**Brief:** Transcribe the listing that follows in full, omitting pictures.

## start Listed entries

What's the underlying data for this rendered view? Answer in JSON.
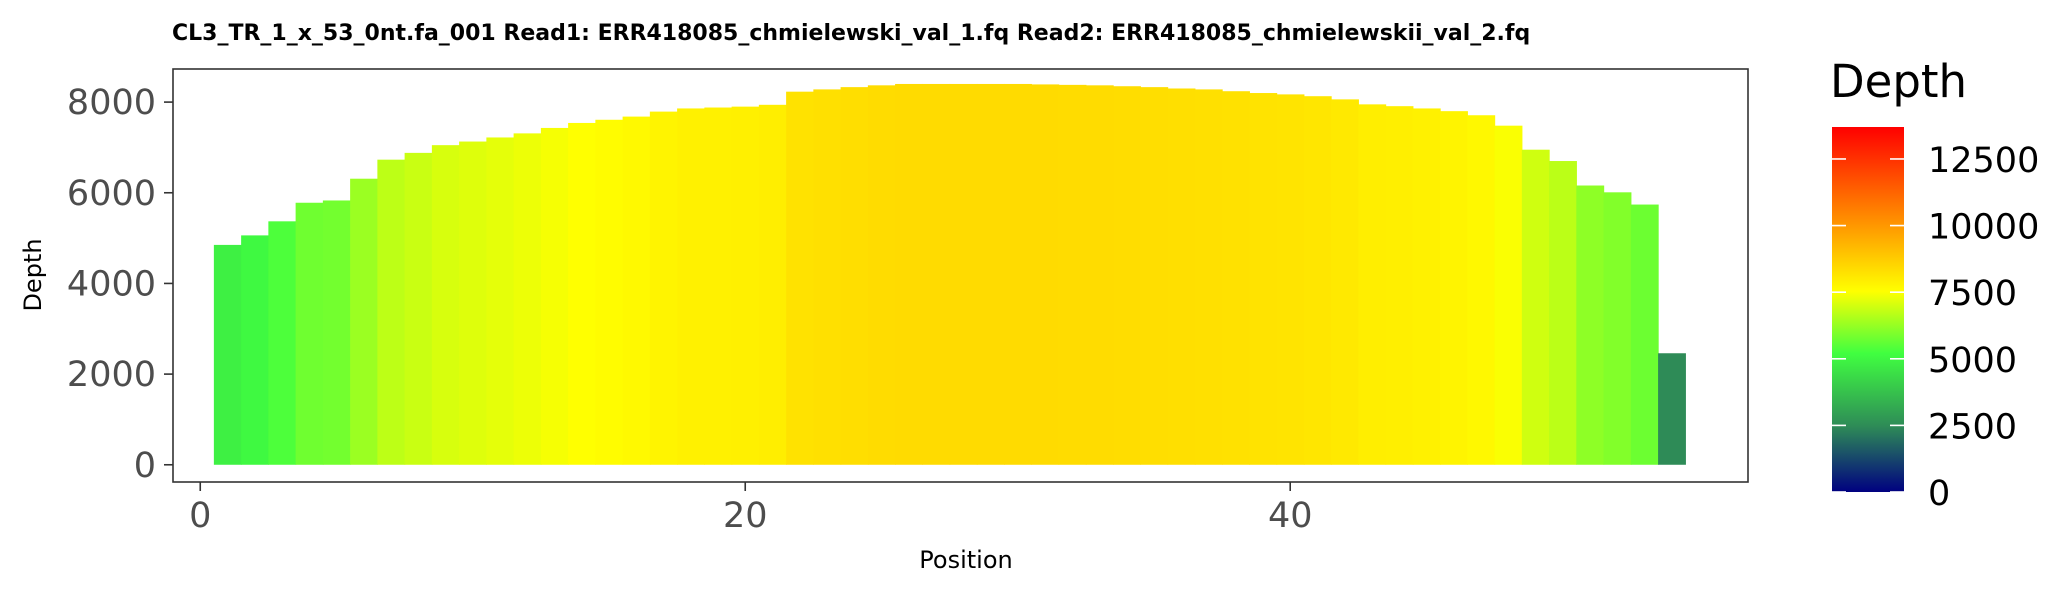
{
  "chart_data": {
    "type": "bar",
    "title": "CL3_TR_1_x_53_0nt.fa_001   Read1: ERR418085_chmielewski_val_1.fq   Read2: ERR418085_chmielewskii_val_2.fq",
    "xlabel": "Position",
    "ylabel": "Depth",
    "xlim": [
      -1,
      56.8
    ],
    "ylim": [
      -380,
      8730
    ],
    "x_ticks": [
      0,
      20,
      40
    ],
    "y_ticks": [
      0,
      2000,
      4000,
      6000,
      8000
    ],
    "grid": false,
    "x": [
      1,
      2,
      3,
      4,
      5,
      6,
      7,
      8,
      9,
      10,
      11,
      12,
      13,
      14,
      15,
      16,
      17,
      18,
      19,
      20,
      21,
      22,
      23,
      24,
      25,
      26,
      27,
      28,
      29,
      30,
      31,
      32,
      33,
      34,
      35,
      36,
      37,
      38,
      39,
      40,
      41,
      42,
      43,
      44,
      45,
      46,
      47,
      48,
      49,
      50,
      51,
      52,
      53,
      54
    ],
    "values": [
      4850,
      5060,
      5370,
      5780,
      5830,
      6310,
      6730,
      6880,
      7050,
      7130,
      7220,
      7310,
      7430,
      7540,
      7610,
      7680,
      7790,
      7860,
      7880,
      7900,
      7940,
      8230,
      8280,
      8330,
      8370,
      8400,
      8400,
      8400,
      8400,
      8400,
      8390,
      8380,
      8370,
      8350,
      8330,
      8300,
      8280,
      8240,
      8200,
      8170,
      8130,
      8060,
      7950,
      7910,
      7860,
      7800,
      7710,
      7480,
      6950,
      6700,
      6160,
      6010,
      5740,
      2460
    ],
    "fill_scale": {
      "name": "Depth",
      "limits": [
        0,
        13700
      ],
      "breaks": [
        0,
        2500,
        5000,
        7500,
        10000,
        12500
      ],
      "colors": [
        "#000080",
        "#2e8b57",
        "#40ff40",
        "#ffff00",
        "#ff8c00",
        "#ff0000"
      ],
      "legend_placement": "right"
    }
  }
}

## end Listed entries

**Solution:**
What's the underlying data for this rendered view? Answer in JSON.
{
  "chart_data": {
    "type": "bar",
    "title": "CL3_TR_1_x_53_0nt.fa_001   Read1: ERR418085_chmielewski_val_1.fq   Read2: ERR418085_chmielewskii_val_2.fq",
    "xlabel": "Position",
    "ylabel": "Depth",
    "xlim": [
      -1,
      56.8
    ],
    "ylim": [
      -380,
      8730
    ],
    "x_ticks": [
      0,
      20,
      40
    ],
    "y_ticks": [
      0,
      2000,
      4000,
      6000,
      8000
    ],
    "grid": false,
    "x": [
      1,
      2,
      3,
      4,
      5,
      6,
      7,
      8,
      9,
      10,
      11,
      12,
      13,
      14,
      15,
      16,
      17,
      18,
      19,
      20,
      21,
      22,
      23,
      24,
      25,
      26,
      27,
      28,
      29,
      30,
      31,
      32,
      33,
      34,
      35,
      36,
      37,
      38,
      39,
      40,
      41,
      42,
      43,
      44,
      45,
      46,
      47,
      48,
      49,
      50,
      51,
      52,
      53,
      54
    ],
    "values": [
      4850,
      5060,
      5370,
      5780,
      5830,
      6310,
      6730,
      6880,
      7050,
      7130,
      7220,
      7310,
      7430,
      7540,
      7610,
      7680,
      7790,
      7860,
      7880,
      7900,
      7940,
      8230,
      8280,
      8330,
      8370,
      8400,
      8400,
      8400,
      8400,
      8400,
      8390,
      8380,
      8370,
      8350,
      8330,
      8300,
      8280,
      8240,
      8200,
      8170,
      8130,
      8060,
      7950,
      7910,
      7860,
      7800,
      7710,
      7480,
      6950,
      6700,
      6160,
      6010,
      5740,
      2460
    ],
    "fill_scale": {
      "name": "Depth",
      "limits": [
        0,
        13700
      ],
      "breaks": [
        0,
        2500,
        5000,
        7500,
        10000,
        12500
      ],
      "colors": [
        "#000080",
        "#2e8b57",
        "#40ff40",
        "#ffff00",
        "#ff8c00",
        "#ff0000"
      ],
      "legend_placement": "right"
    }
  }
}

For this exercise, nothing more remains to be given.